** START OF EXTRACTED DATA **
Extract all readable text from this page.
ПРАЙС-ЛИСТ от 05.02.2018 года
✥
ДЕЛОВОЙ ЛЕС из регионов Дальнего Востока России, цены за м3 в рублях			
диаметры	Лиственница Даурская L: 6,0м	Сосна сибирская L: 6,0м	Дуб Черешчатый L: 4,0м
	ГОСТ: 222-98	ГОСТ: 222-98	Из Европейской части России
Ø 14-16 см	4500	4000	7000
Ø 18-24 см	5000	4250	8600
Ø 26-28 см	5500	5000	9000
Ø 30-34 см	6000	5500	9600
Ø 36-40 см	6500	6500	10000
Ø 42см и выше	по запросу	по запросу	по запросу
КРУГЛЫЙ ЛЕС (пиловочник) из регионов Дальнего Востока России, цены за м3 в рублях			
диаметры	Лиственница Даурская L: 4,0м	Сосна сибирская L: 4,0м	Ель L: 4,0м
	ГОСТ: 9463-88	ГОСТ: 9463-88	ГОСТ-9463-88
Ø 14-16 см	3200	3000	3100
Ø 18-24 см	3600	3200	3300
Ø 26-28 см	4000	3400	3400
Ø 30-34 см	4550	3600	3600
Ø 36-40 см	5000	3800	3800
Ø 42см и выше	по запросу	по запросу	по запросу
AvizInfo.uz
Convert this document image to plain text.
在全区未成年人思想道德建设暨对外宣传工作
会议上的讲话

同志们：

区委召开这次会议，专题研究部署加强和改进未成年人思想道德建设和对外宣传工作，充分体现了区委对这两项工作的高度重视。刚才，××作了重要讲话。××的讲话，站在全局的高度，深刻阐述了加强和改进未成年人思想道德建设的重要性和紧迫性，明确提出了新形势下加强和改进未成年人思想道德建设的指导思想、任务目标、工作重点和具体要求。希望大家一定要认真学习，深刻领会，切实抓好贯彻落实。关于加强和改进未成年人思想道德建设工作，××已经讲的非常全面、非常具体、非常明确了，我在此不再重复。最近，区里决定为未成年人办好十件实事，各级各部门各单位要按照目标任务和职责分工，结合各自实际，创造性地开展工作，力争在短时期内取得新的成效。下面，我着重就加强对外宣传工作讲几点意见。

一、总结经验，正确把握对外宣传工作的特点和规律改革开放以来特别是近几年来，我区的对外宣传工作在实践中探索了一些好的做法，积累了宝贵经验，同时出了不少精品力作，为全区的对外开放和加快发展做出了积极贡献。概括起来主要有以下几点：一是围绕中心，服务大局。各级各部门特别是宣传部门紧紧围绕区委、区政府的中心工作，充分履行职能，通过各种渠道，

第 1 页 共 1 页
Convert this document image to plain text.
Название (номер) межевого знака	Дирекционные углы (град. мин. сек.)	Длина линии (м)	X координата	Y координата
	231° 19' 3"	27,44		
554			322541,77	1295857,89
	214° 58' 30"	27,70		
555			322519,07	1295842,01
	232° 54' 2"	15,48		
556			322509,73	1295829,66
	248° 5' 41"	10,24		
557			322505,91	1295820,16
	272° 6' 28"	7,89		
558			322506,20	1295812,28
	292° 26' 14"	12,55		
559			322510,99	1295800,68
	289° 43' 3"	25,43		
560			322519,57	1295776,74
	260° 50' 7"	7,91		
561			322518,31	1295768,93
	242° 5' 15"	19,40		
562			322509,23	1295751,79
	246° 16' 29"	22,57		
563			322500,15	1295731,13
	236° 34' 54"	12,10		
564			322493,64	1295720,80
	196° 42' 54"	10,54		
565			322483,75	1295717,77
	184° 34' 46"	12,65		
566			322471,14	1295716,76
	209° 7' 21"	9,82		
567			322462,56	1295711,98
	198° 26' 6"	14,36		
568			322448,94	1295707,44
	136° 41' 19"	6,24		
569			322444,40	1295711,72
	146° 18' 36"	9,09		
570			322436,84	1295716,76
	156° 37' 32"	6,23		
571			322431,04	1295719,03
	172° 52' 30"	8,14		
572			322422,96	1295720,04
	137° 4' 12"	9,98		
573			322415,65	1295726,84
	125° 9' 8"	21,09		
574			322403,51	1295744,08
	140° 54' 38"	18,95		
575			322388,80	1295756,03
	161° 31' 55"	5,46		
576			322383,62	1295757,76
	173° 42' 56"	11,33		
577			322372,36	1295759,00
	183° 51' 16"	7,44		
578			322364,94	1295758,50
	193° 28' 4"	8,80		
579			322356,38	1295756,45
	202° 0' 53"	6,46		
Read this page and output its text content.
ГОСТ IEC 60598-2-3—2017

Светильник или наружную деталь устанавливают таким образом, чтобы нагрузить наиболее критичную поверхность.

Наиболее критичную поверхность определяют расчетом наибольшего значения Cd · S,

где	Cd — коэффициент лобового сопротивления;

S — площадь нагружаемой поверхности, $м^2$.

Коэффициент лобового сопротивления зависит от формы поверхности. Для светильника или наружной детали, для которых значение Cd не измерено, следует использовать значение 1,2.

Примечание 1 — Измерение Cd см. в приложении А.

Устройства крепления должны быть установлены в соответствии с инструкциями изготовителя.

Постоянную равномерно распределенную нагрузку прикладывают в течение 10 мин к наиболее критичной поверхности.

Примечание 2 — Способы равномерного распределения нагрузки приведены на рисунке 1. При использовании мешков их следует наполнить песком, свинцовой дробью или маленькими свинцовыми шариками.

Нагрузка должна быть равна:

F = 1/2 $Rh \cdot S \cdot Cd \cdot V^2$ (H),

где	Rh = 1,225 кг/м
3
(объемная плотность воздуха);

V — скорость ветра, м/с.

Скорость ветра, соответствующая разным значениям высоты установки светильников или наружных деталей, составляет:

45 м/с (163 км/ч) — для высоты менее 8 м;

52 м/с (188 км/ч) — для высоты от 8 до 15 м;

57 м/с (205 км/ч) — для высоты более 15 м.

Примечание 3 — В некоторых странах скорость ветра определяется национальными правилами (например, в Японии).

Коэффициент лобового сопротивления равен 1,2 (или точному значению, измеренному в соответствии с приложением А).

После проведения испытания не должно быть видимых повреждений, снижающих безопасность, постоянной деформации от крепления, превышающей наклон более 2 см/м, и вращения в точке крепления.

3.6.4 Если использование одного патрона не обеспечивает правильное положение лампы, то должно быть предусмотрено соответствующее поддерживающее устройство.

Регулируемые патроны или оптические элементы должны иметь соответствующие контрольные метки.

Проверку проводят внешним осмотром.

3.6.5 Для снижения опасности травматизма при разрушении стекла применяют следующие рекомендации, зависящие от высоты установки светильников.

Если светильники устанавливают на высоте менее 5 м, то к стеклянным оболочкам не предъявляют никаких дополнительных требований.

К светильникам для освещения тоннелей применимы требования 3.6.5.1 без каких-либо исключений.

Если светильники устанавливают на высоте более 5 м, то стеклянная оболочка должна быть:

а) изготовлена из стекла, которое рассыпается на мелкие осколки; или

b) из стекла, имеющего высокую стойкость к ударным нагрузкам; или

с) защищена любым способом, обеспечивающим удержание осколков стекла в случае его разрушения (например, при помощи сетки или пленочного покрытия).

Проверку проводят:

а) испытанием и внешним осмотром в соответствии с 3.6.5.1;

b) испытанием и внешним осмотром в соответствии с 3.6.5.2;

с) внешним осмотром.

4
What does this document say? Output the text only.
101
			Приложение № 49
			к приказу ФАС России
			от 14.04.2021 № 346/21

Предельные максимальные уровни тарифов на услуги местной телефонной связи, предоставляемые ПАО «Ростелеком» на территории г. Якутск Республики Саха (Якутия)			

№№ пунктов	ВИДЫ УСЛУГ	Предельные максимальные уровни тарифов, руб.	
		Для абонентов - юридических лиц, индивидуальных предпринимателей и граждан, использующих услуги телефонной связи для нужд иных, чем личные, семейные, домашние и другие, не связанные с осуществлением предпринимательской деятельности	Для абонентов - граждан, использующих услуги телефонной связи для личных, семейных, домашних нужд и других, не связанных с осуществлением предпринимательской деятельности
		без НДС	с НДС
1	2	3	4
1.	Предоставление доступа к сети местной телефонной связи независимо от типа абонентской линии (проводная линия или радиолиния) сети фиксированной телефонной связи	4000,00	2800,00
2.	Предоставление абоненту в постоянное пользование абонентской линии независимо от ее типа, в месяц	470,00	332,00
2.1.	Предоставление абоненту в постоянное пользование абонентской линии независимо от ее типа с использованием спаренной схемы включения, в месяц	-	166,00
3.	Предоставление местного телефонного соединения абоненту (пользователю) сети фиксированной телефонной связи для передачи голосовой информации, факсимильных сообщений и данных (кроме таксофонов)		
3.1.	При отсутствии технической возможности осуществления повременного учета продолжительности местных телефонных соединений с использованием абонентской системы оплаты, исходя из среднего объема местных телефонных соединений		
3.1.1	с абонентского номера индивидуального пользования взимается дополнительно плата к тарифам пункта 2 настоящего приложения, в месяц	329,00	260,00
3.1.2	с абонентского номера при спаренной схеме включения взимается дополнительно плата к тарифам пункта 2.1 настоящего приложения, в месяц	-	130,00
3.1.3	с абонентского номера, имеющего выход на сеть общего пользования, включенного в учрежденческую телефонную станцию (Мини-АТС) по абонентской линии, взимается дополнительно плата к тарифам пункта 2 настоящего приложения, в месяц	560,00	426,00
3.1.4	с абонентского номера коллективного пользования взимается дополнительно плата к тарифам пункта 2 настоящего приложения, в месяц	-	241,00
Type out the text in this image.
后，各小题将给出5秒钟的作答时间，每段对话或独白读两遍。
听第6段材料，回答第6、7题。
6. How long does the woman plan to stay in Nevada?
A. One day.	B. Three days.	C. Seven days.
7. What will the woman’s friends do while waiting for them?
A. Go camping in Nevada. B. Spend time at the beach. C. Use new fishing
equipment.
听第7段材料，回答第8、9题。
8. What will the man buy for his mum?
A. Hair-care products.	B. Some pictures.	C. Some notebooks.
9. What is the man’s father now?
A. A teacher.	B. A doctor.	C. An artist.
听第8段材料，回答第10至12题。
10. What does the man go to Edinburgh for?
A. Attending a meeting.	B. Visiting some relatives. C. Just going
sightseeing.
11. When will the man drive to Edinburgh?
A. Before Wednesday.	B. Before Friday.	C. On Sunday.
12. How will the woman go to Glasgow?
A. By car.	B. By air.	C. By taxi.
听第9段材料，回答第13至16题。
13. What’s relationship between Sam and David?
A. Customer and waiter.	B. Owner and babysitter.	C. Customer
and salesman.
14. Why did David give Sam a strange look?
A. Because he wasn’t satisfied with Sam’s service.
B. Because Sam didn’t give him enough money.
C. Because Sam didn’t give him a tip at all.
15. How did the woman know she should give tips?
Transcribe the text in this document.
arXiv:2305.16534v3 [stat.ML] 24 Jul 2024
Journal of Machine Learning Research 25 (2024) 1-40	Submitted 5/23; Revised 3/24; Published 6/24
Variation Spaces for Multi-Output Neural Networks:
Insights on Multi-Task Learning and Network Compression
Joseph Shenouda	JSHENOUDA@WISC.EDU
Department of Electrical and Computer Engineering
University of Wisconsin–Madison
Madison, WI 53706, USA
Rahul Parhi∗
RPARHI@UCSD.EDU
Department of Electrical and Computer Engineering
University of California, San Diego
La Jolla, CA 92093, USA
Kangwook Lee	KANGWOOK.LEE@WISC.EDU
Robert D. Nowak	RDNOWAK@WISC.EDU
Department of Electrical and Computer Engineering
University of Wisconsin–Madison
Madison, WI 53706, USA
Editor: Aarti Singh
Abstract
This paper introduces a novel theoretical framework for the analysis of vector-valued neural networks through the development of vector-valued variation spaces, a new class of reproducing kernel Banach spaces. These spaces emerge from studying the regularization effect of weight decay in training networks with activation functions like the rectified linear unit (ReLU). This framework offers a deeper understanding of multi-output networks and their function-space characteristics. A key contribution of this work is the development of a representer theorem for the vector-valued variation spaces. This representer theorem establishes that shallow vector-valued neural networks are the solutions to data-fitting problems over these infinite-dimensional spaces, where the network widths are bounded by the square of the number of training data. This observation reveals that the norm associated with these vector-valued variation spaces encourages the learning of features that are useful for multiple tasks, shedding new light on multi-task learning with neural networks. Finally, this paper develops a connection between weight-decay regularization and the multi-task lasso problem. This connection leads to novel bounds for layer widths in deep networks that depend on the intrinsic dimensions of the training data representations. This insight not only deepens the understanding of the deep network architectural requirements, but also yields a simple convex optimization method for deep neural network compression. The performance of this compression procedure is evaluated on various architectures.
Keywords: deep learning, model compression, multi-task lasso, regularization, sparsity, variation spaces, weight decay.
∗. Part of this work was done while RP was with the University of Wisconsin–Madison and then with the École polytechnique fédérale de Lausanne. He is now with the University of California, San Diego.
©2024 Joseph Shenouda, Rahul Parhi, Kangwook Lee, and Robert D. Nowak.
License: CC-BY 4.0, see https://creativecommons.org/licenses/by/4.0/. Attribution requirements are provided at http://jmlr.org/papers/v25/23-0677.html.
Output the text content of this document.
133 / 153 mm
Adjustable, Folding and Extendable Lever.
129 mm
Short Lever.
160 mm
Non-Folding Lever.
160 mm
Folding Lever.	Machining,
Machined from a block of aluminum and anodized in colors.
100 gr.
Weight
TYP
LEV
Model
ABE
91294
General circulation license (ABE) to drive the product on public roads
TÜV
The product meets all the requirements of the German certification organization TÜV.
** END OF EXTRACTED DATA **
Copy every single line of the material above that holds "взимается".

TASK RESPONSE
3.1.1	с абонентского номера индивидуального пользования взимается дополнительно плата к тарифам пункта 2 настоящего приложения, в месяц	329,00	260,00
3.1.2	с абонентского номера при спаренной схеме включения взимается дополнительно плата к тарифам пункта 2.1 настоящего приложения, в месяц	-	130,00
3.1.3	с абонентского номера, имеющего выход на сеть общего пользования, включенного в учрежденческую телефонную станцию (Мини-АТС) по абонентской линии, взимается дополнительно плата к тарифам пункта 2 настоящего приложения, в месяц	560,00	426,00
3.1.4	с абонентского номера коллективного пользования взимается дополнительно плата к тарифам пункта 2 настоящего приложения, в месяц	-	241,00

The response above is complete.